(Raw records)
··········
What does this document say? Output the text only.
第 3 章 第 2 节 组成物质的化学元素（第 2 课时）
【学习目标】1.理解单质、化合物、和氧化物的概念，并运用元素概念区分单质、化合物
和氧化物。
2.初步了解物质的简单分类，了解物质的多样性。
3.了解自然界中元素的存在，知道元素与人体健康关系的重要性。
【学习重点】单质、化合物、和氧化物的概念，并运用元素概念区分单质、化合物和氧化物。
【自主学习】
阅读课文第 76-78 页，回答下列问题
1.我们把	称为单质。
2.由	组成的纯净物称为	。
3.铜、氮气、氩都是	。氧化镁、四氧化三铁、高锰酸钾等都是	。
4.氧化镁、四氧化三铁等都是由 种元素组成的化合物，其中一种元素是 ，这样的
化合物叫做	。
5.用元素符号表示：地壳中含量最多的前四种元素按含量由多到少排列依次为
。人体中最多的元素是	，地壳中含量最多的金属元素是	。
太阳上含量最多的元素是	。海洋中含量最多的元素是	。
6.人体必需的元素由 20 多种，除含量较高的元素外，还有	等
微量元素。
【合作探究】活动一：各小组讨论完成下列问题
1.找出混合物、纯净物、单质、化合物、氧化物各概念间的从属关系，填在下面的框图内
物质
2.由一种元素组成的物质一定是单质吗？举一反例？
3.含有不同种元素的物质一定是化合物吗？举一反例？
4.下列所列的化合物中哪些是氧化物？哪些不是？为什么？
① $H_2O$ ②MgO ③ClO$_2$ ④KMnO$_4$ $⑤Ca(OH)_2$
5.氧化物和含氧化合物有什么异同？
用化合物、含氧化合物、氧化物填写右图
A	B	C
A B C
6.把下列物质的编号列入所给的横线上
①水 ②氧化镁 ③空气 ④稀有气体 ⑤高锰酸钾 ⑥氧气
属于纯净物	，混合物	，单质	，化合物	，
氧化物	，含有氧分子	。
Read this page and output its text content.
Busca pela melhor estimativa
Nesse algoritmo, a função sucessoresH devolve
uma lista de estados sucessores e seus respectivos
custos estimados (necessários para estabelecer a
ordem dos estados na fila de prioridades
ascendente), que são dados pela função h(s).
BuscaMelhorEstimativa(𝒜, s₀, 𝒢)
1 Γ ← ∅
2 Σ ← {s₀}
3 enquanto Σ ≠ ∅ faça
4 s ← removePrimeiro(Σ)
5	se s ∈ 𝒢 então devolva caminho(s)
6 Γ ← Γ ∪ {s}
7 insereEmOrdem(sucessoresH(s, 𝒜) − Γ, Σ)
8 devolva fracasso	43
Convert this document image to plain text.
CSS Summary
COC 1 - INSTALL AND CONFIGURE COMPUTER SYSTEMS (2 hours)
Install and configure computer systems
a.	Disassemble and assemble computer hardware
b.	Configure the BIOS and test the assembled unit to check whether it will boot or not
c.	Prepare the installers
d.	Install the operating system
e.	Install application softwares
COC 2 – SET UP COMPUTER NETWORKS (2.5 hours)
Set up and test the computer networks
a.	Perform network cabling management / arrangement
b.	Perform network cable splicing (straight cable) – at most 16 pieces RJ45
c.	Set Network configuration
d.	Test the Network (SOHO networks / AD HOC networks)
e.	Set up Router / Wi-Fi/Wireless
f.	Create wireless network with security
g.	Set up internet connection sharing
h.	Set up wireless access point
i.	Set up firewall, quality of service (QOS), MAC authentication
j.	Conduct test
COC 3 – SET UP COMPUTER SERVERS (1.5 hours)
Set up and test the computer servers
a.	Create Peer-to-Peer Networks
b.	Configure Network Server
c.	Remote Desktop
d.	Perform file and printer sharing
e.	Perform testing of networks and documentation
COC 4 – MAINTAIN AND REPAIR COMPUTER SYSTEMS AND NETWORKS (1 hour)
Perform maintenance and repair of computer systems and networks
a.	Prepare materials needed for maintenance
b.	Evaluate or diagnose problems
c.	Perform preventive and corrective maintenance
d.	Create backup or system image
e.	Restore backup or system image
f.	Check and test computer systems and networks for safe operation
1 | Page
··········
Task goal
Output all of the data above without any alteration.

Answer for the task
What does this document say? Output the text only.
第 3 章 第 2 节 组成物质的化学元素（第 2 课时）
【学习目标】1.理解单质、化合物、和氧化物的概念，并运用元素概念区分单质、化合物
和氧化物。
2.初步了解物质的简单分类，了解物质的多样性。
3.了解自然界中元素的存在，知道元素与人体健康关系的重要性。
【学习重点】单质、化合物、和氧化物的概念，并运用元素概念区分单质、化合物和氧化物。
【自主学习】
阅读课文第 76-78 页，回答下列问题
1.我们把	称为单质。
2.由	组成的纯净物称为	。
3.铜、氮气、氩都是	。氧化镁、四氧化三铁、高锰酸钾等都是	。
4.氧化镁、四氧化三铁等都是由 种元素组成的化合物，其中一种元素是 ，这样的
化合物叫做	。
5.用元素符号表示：地壳中含量最多的前四种元素按含量由多到少排列依次为
。人体中最多的元素是	，地壳中含量最多的金属元素是	。
太阳上含量最多的元素是	。海洋中含量最多的元素是	。
6.人体必需的元素由 20 多种，除含量较高的元素外，还有	等
微量元素。
【合作探究】活动一：各小组讨论完成下列问题
1.找出混合物、纯净物、单质、化合物、氧化物各概念间的从属关系，填在下面的框图内
物质
2.由一种元素组成的物质一定是单质吗？举一反例？
3.含有不同种元素的物质一定是化合物吗？举一反例？
4.下列所列的化合物中哪些是氧化物？哪些不是？为什么？
① $H_2O$ ②MgO ③ClO$_2$ ④KMnO$_4$ $⑤Ca(OH)_2$
5.氧化物和含氧化合物有什么异同？
用化合物、含氧化合物、氧化物填写右图
A	B	C
A B C
6.把下列物质的编号列入所给的横线上
①水 ②氧化镁 ③空气 ④稀有气体 ⑤高锰酸钾 ⑥氧气
属于纯净物	，混合物	，单质	，化合物	，
氧化物	，含有氧分子	。
Read this page and output its text content.
Busca pela melhor estimativa
Nesse algoritmo, a função sucessoresH devolve
uma lista de estados sucessores e seus respectivos
custos estimados (necessários para estabelecer a
ordem dos estados na fila de prioridades
ascendente), que são dados pela função h(s).
BuscaMelhorEstimativa(𝒜, s₀, 𝒢)
1 Γ ← ∅
2 Σ ← {s₀}
3 enquanto Σ ≠ ∅ faça
4 s ← removePrimeiro(Σ)
5	se s ∈ 𝒢 então devolva caminho(s)
6 Γ ← Γ ∪ {s}
7 insereEmOrdem(sucessoresH(s, 𝒜) − Γ, Σ)
8 devolva fracasso	43
Convert this document image to plain text.
CSS Summary
COC 1 - INSTALL AND CONFIGURE COMPUTER SYSTEMS (2 hours)
Install and configure computer systems
a.	Disassemble and assemble computer hardware
b.	Configure the BIOS and test the assembled unit to check whether it will boot or not
c.	Prepare the installers
d.	Install the operating system
e.	Install application softwares
COC 2 – SET UP COMPUTER NETWORKS (2.5 hours)
Set up and test the computer networks
a.	Perform network cabling management / arrangement
b.	Perform network cable splicing (straight cable) – at most 16 pieces RJ45
c.	Set Network configuration
d.	Test the Network (SOHO networks / AD HOC networks)
e.	Set up Router / Wi-Fi/Wireless
f.	Create wireless network with security
g.	Set up internet connection sharing
h.	Set up wireless access point
i.	Set up firewall, quality of service (QOS), MAC authentication
j.	Conduct test
COC 3 – SET UP COMPUTER SERVERS (1.5 hours)
Set up and test the computer servers
a.	Create Peer-to-Peer Networks
b.	Configure Network Server
c.	Remote Desktop
d.	Perform file and printer sharing
e.	Perform testing of networks and documentation
COC 4 – MAINTAIN AND REPAIR COMPUTER SYSTEMS AND NETWORKS (1 hour)
Perform maintenance and repair of computer systems and networks
a.	Prepare materials needed for maintenance
b.	Evaluate or diagnose problems
c.	Perform preventive and corrective maintenance
d.	Create backup or system image
e.	Restore backup or system image
f.	Check and test computer systems and networks for safe operation
1 | Page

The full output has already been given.